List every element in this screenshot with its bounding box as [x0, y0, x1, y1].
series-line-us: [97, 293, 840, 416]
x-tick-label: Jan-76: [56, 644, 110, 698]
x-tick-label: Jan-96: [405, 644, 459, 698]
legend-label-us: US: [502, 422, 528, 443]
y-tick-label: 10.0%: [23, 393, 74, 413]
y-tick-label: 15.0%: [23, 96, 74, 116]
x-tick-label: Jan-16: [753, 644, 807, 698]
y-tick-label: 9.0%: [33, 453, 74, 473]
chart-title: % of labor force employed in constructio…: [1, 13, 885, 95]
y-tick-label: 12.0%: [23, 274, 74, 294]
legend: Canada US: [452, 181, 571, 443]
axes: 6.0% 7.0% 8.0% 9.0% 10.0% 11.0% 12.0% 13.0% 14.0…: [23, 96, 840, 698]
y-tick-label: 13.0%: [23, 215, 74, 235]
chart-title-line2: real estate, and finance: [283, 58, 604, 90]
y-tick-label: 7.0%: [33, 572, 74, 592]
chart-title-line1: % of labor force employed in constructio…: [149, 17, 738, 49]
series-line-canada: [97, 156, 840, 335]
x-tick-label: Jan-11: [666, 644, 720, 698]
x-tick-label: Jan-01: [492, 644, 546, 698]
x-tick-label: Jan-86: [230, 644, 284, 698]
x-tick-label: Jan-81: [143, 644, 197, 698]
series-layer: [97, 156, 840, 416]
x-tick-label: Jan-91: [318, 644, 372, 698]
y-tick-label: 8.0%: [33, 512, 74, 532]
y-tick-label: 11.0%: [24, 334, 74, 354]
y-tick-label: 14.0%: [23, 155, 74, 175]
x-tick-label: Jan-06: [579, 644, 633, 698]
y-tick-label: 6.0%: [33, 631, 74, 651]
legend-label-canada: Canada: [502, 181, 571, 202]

:::

■ Required work
Copy the rows word for word, from the start of the rows through the line containing "x-tick-label: Jan-16: [753, 644, 807, 698]".

■ Result of the task
List every element in this screenshot with its bounding box as [x0, y0, x1, y1].
series-line-us: [97, 293, 840, 416]
x-tick-label: Jan-76: [56, 644, 110, 698]
x-tick-label: Jan-96: [405, 644, 459, 698]
legend-label-us: US: [502, 422, 528, 443]
y-tick-label: 10.0%: [23, 393, 74, 413]
y-tick-label: 15.0%: [23, 96, 74, 116]
x-tick-label: Jan-16: [753, 644, 807, 698]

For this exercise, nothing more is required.